>> BEGIN Material for this task

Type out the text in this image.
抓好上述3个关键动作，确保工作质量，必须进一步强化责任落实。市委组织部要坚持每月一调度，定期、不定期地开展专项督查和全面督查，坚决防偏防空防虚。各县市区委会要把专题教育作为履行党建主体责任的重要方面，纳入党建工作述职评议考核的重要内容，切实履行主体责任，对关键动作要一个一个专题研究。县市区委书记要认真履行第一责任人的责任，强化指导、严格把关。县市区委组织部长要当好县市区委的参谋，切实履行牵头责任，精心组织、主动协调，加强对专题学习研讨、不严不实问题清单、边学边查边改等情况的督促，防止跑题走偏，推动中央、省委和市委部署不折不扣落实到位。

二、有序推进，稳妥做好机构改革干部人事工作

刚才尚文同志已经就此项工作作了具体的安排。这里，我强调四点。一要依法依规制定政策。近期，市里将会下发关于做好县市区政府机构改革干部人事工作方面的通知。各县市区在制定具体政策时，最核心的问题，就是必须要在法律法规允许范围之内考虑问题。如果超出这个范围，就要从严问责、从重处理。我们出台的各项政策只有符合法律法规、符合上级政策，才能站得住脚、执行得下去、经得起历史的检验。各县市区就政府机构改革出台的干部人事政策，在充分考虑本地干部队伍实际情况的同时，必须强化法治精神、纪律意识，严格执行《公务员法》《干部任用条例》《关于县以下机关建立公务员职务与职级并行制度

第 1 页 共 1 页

>> END Material for this task

Work instructions:
Write out all the entries exactly.

Task result:
Type out the text in this image.
抓好上述3个关键动作，确保工作质量，必须进一步强化责任落实。市委组织部要坚持每月一调度，定期、不定期地开展专项督查和全面督查，坚决防偏防空防虚。各县市区委会要把专题教育作为履行党建主体责任的重要方面，纳入党建工作述职评议考核的重要内容，切实履行主体责任，对关键动作要一个一个专题研究。县市区委书记要认真履行第一责任人的责任，强化指导、严格把关。县市区委组织部长要当好县市区委的参谋，切实履行牵头责任，精心组织、主动协调，加强对专题学习研讨、不严不实问题清单、边学边查边改等情况的督促，防止跑题走偏，推动中央、省委和市委部署不折不扣落实到位。

二、有序推进，稳妥做好机构改革干部人事工作

刚才尚文同志已经就此项工作作了具体的安排。这里，我强调四点。一要依法依规制定政策。近期，市里将会下发关于做好县市区政府机构改革干部人事工作方面的通知。各县市区在制定具体政策时，最核心的问题，就是必须要在法律法规允许范围之内考虑问题。如果超出这个范围，就要从严问责、从重处理。我们出台的各项政策只有符合法律法规、符合上级政策，才能站得住脚、执行得下去、经得起历史的检验。各县市区就政府机构改革出台的干部人事政策，在充分考虑本地干部队伍实际情况的同时，必须强化法治精神、纪律意识，严格执行《公务员法》《干部任用条例》《关于县以下机关建立公务员职务与职级并行制度

第 1 页 共 1 页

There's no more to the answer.